Entries taken from a collection:
>> START

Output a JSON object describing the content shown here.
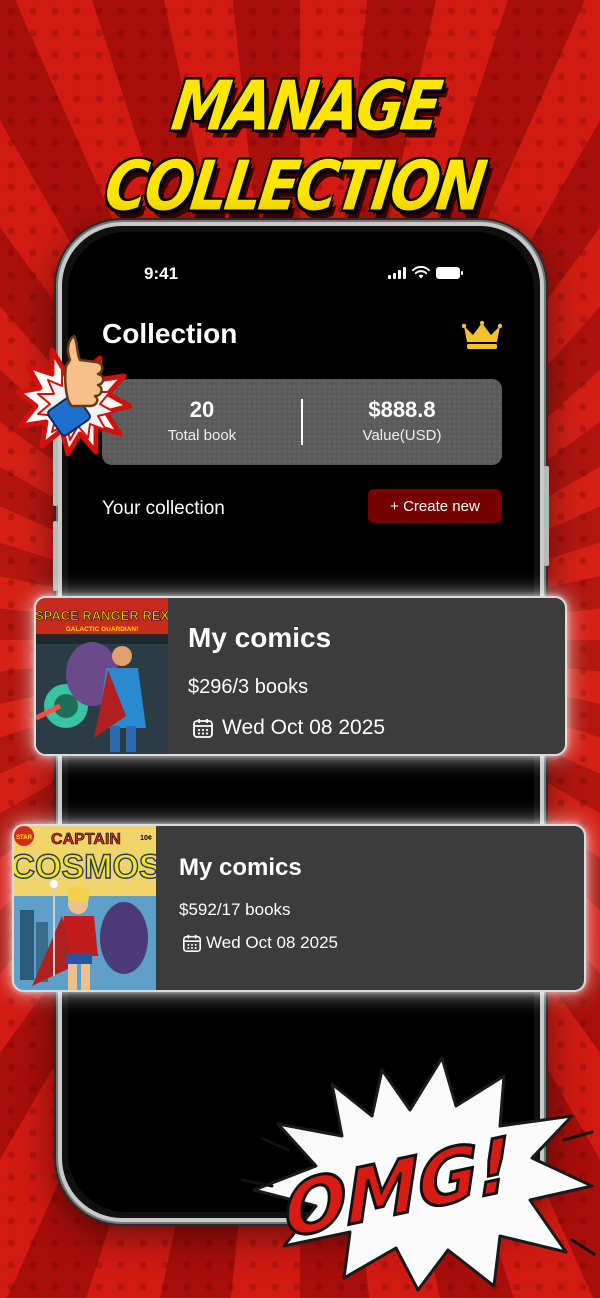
{
  "headline": "MANAGE COLLECTION",
  "status_bar": {
    "time": "9:41"
  },
  "screen": {
    "title": "Collection",
    "stats": {
      "total_books": {
        "value": "20",
        "label": "Total book"
      },
      "value_usd": {
        "value": "$888.8",
        "label": "Value(USD)"
      }
    },
    "section_label": "Your collection",
    "create_button_label": "+ Create new"
  },
  "collections": [
    {
      "name": "My comics",
      "price_books": "$296/3 books",
      "date": "Wed Oct 08 2025",
      "cover": {
        "title": "SPACE RANGER REX",
        "subtitle": "GALACTIC GUARDIAN!"
      }
    },
    {
      "name": "My comics",
      "price_books": "$592/17 books",
      "date": "Wed Oct 08 2025",
      "cover": {
        "badge": "STAR",
        "title_top": "CAPTAIN",
        "title_main": "COSMOS",
        "price_tag": "10¢"
      }
    }
  ],
  "sticker_text": "OMG!",
  "icons": [
    "crown-icon",
    "calendar-icon",
    "signal-icon",
    "wifi-icon",
    "battery-icon",
    "thumbs-up-sticker"
  ],
  "colors": {
    "background_red": "#c3140f",
    "headline_yellow": "#ffe600",
    "create_button": "#760000",
    "card_bg": "#3c3c3c",
    "crown_gold": "#f2c230"
  }
}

>> END

Working from the material above, transcribe it exactly while omitting pictures.

Output a JSON object describing the content shown here.
{
  "headline": "MANAGE COLLECTION",
  "status_bar": {
    "time": "9:41"
  },
  "screen": {
    "title": "Collection",
    "stats": {
      "total_books": {
        "value": "20",
        "label": "Total book"
      },
      "value_usd": {
        "value": "$888.8",
        "label": "Value(USD)"
      }
    },
    "section_label": "Your collection",
    "create_button_label": "+ Create new"
  },
  "collections": [
    {
      "name": "My comics",
      "price_books": "$296/3 books",
      "date": "Wed Oct 08 2025",
      "cover": {
        "title": "SPACE RANGER REX",
        "subtitle": "GALACTIC GUARDIAN!"
      }
    },
    {
      "name": "My comics",
      "price_books": "$592/17 books",
      "date": "Wed Oct 08 2025",
      "cover": {
        "badge": "STAR",
        "title_top": "CAPTAIN",
        "title_main": "COSMOS",
        "price_tag": "10¢"
      }
    }
  ],
  "sticker_text": "OMG!",
  "icons": [
    "crown-icon",
    "calendar-icon",
    "signal-icon",
    "wifi-icon",
    "battery-icon",
    "thumbs-up-sticker"
  ],
  "colors": {
    "background_red": "#c3140f",
    "headline_yellow": "#ffe600",
    "create_button": "#760000",
    "card_bg": "#3c3c3c",
    "crown_gold": "#f2c230"
  }
}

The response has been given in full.